▸ Work to be completed: Would you return all of this data exactly, leaving nothing out?

▸ Chart and figure data:

════════════════════

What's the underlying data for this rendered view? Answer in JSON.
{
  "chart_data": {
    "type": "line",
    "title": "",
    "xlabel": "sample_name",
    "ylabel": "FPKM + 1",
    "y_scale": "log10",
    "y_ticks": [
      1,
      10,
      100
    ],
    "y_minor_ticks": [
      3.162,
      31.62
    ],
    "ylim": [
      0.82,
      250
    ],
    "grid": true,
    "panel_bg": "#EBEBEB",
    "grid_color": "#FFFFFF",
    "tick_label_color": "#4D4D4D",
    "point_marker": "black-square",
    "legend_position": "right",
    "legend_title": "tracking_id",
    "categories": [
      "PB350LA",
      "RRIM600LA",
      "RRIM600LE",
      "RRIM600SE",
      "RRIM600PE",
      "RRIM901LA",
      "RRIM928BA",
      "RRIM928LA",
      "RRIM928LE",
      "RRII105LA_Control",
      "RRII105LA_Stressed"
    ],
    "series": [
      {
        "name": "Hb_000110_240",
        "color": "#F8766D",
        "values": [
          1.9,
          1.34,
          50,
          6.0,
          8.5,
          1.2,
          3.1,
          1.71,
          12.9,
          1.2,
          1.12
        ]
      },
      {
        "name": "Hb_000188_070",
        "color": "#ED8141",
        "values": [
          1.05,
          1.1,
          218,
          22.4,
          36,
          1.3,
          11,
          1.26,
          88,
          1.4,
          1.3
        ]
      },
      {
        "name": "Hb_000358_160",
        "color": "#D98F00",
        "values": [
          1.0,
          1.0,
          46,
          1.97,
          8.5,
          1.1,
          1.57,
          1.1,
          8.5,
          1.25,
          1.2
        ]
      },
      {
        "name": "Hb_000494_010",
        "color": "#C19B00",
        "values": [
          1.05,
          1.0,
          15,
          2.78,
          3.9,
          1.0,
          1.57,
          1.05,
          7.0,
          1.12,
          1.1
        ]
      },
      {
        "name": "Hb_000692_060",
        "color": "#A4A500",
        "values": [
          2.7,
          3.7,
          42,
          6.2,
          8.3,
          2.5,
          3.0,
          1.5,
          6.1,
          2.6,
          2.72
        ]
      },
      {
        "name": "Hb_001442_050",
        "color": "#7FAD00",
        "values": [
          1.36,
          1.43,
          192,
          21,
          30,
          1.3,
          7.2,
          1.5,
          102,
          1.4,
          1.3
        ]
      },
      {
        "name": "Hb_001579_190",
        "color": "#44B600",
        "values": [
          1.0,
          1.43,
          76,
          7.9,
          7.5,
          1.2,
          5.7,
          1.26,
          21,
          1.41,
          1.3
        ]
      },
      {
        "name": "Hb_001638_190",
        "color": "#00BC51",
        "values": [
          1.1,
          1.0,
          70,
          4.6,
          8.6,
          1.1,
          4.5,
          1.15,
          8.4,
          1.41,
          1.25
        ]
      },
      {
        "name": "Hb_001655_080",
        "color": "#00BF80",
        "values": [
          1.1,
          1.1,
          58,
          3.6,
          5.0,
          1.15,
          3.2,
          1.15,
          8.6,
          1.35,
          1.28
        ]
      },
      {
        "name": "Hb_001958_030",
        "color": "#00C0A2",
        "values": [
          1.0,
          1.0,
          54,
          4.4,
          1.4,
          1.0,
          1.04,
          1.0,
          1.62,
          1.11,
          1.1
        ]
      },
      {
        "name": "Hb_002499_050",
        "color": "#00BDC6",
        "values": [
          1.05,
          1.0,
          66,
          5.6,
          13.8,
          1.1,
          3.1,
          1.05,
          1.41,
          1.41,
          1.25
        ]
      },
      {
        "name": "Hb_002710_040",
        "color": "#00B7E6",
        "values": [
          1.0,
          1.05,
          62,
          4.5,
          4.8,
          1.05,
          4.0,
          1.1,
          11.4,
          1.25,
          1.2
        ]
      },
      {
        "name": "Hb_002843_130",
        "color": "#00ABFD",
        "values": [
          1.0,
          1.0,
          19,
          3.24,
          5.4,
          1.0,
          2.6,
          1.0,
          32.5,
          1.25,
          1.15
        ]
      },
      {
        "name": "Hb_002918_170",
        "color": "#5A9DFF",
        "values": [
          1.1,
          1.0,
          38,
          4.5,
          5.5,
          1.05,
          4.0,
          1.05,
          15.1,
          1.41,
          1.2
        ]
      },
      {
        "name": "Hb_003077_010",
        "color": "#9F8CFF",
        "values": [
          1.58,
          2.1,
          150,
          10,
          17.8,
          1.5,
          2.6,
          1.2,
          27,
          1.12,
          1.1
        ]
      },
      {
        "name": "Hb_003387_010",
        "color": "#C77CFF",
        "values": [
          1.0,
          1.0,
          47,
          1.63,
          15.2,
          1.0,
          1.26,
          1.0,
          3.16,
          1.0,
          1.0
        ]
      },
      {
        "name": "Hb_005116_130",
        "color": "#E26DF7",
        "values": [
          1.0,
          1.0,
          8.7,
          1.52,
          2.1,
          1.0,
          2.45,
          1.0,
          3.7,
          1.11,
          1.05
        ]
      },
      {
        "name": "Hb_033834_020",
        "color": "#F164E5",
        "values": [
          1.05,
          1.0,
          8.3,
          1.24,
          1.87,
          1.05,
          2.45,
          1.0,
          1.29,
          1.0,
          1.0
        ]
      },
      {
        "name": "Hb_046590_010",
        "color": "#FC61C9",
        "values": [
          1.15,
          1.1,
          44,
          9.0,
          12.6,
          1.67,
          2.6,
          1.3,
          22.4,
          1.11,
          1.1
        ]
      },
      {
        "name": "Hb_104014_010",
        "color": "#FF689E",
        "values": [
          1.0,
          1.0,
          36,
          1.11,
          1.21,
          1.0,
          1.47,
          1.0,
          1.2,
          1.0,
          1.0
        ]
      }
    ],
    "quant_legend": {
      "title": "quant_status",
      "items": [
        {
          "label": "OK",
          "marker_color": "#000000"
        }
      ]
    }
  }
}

════════════════════

▸ Task answer:
What's the underlying data for this rendered view? Answer in JSON.
{
  "chart_data": {
    "type": "line",
    "title": "",
    "xlabel": "sample_name",
    "ylabel": "FPKM + 1",
    "y_scale": "log10",
    "y_ticks": [
      1,
      10,
      100
    ],
    "y_minor_ticks": [
      3.162,
      31.62
    ],
    "ylim": [
      0.82,
      250
    ],
    "grid": true,
    "panel_bg": "#EBEBEB",
    "grid_color": "#FFFFFF",
    "tick_label_color": "#4D4D4D",
    "point_marker": "black-square",
    "legend_position": "right",
    "legend_title": "tracking_id",
    "categories": [
      "PB350LA",
      "RRIM600LA",
      "RRIM600LE",
      "RRIM600SE",
      "RRIM600PE",
      "RRIM901LA",
      "RRIM928BA",
      "RRIM928LA",
      "RRIM928LE",
      "RRII105LA_Control",
      "RRII105LA_Stressed"
    ],
    "series": [
      {
        "name": "Hb_000110_240",
        "color": "#F8766D",
        "values": [
          1.9,
          1.34,
          50,
          6.0,
          8.5,
          1.2,
          3.1,
          1.71,
          12.9,
          1.2,
          1.12
        ]
      },
      {
        "name": "Hb_000188_070",
        "color": "#ED8141",
        "values": [
          1.05,
          1.1,
          218,
          22.4,
          36,
          1.3,
          11,
          1.26,
          88,
          1.4,
          1.3
        ]
      },
      {
        "name": "Hb_000358_160",
        "color": "#D98F00",
        "values": [
          1.0,
          1.0,
          46,
          1.97,
          8.5,
          1.1,
          1.57,
          1.1,
          8.5,
          1.25,
          1.2
        ]
      },
      {
        "name": "Hb_000494_010",
        "color": "#C19B00",
        "values": [
          1.05,
          1.0,
          15,
          2.78,
          3.9,
          1.0,
          1.57,
          1.05,
          7.0,
          1.12,
          1.1
        ]
      },
      {
        "name": "Hb_000692_060",
        "color": "#A4A500",
        "values": [
          2.7,
          3.7,
          42,
          6.2,
          8.3,
          2.5,
          3.0,
          1.5,
          6.1,
          2.6,
          2.72
        ]
      },
      {
        "name": "Hb_001442_050",
        "color": "#7FAD00",
        "values": [
          1.36,
          1.43,
          192,
          21,
          30,
          1.3,
          7.2,
          1.5,
          102,
          1.4,
          1.3
        ]
      },
      {
        "name": "Hb_001579_190",
        "color": "#44B600",
        "values": [
          1.0,
          1.43,
          76,
          7.9,
          7.5,
          1.2,
          5.7,
          1.26,
          21,
          1.41,
          1.3
        ]
      },
      {
        "name": "Hb_001638_190",
        "color": "#00BC51",
        "values": [
          1.1,
          1.0,
          70,
          4.6,
          8.6,
          1.1,
          4.5,
          1.15,
          8.4,
          1.41,
          1.25
        ]
      },
      {
        "name": "Hb_001655_080",
        "color": "#00BF80",
        "values": [
          1.1,
          1.1,
          58,
          3.6,
          5.0,
          1.15,
          3.2,
          1.15,
          8.6,
          1.35,
          1.28
        ]
      },
      {
        "name": "Hb_001958_030",
        "color": "#00C0A2",
        "values": [
          1.0,
          1.0,
          54,
          4.4,
          1.4,
          1.0,
          1.04,
          1.0,
          1.62,
          1.11,
          1.1
        ]
      },
      {
        "name": "Hb_002499_050",
        "color": "#00BDC6",
        "values": [
          1.05,
          1.0,
          66,
          5.6,
          13.8,
          1.1,
          3.1,
          1.05,
          1.41,
          1.41,
          1.25
        ]
      },
      {
        "name": "Hb_002710_040",
        "color": "#00B7E6",
        "values": [
          1.0,
          1.05,
          62,
          4.5,
          4.8,
          1.05,
          4.0,
          1.1,
          11.4,
          1.25,
          1.2
        ]
      },
      {
        "name": "Hb_002843_130",
        "color": "#00ABFD",
        "values": [
          1.0,
          1.0,
          19,
          3.24,
          5.4,
          1.0,
          2.6,
          1.0,
          32.5,
          1.25,
          1.15
        ]
      },
      {
        "name": "Hb_002918_170",
        "color": "#5A9DFF",
        "values": [
          1.1,
          1.0,
          38,
          4.5,
          5.5,
          1.05,
          4.0,
          1.05,
          15.1,
          1.41,
          1.2
        ]
      },
      {
        "name": "Hb_003077_010",
        "color": "#9F8CFF",
        "values": [
          1.58,
          2.1,
          150,
          10,
          17.8,
          1.5,
          2.6,
          1.2,
          27,
          1.12,
          1.1
        ]
      },
      {
        "name": "Hb_003387_010",
        "color": "#C77CFF",
        "values": [
          1.0,
          1.0,
          47,
          1.63,
          15.2,
          1.0,
          1.26,
          1.0,
          3.16,
          1.0,
          1.0
        ]
      },
      {
        "name": "Hb_005116_130",
        "color": "#E26DF7",
        "values": [
          1.0,
          1.0,
          8.7,
          1.52,
          2.1,
          1.0,
          2.45,
          1.0,
          3.7,
          1.11,
          1.05
        ]
      },
      {
        "name": "Hb_033834_020",
        "color": "#F164E5",
        "values": [
          1.05,
          1.0,
          8.3,
          1.24,
          1.87,
          1.05,
          2.45,
          1.0,
          1.29,
          1.0,
          1.0
        ]
      },
      {
        "name": "Hb_046590_010",
        "color": "#FC61C9",
        "values": [
          1.15,
          1.1,
          44,
          9.0,
          12.6,
          1.67,
          2.6,
          1.3,
          22.4,
          1.11,
          1.1
        ]
      },
      {
        "name": "Hb_104014_010",
        "color": "#FF689E",
        "values": [
          1.0,
          1.0,
          36,
          1.11,
          1.21,
          1.0,
          1.47,
          1.0,
          1.2,
          1.0,
          1.0
        ]
      }
    ],
    "quant_legend": {
      "title": "quant_status",
      "items": [
        {
          "label": "OK",
          "marker_color": "#000000"
        }
      ]
    }
  }
}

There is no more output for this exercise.